- Requirements
Copy every line from the material below that holds "frame".

- Record list
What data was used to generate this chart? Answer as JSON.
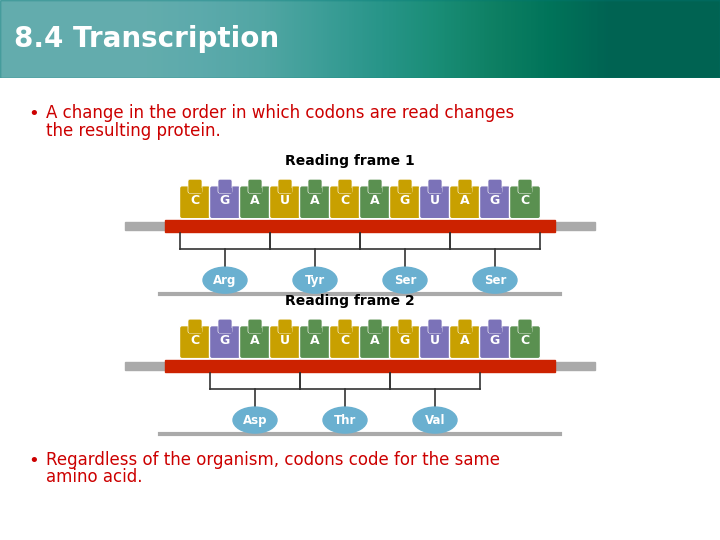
{
  "title": "8.4 Transcription",
  "title_color": "#ffffff",
  "bg_color": "#ffffff",
  "bullet_color": "#cc0000",
  "rf1_label": "Reading frame 1",
  "rf2_label": "Reading frame 2",
  "rna_seq": [
    "C",
    "G",
    "A",
    "U",
    "A",
    "C",
    "A",
    "G",
    "U",
    "A",
    "G",
    "C"
  ],
  "aa1": [
    "Arg",
    "Tyr",
    "Ser",
    "Ser"
  ],
  "aa2": [
    "Asp",
    "Thr",
    "Val"
  ],
  "codon_colors": [
    "#c8a000",
    "#7b72b8",
    "#5a9050",
    "#c8a000",
    "#5a9050",
    "#c8a000",
    "#5a9050",
    "#c8a000",
    "#7b72b8",
    "#c8a000",
    "#7b72b8",
    "#5a9050"
  ],
  "aa_color": "#6ab0d0",
  "strand_color": "#cc2200",
  "bracket_color": "#333333"
}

- Written reply
  "rf1_label": "Reading frame 1",
  "rf2_label": "Reading frame 2",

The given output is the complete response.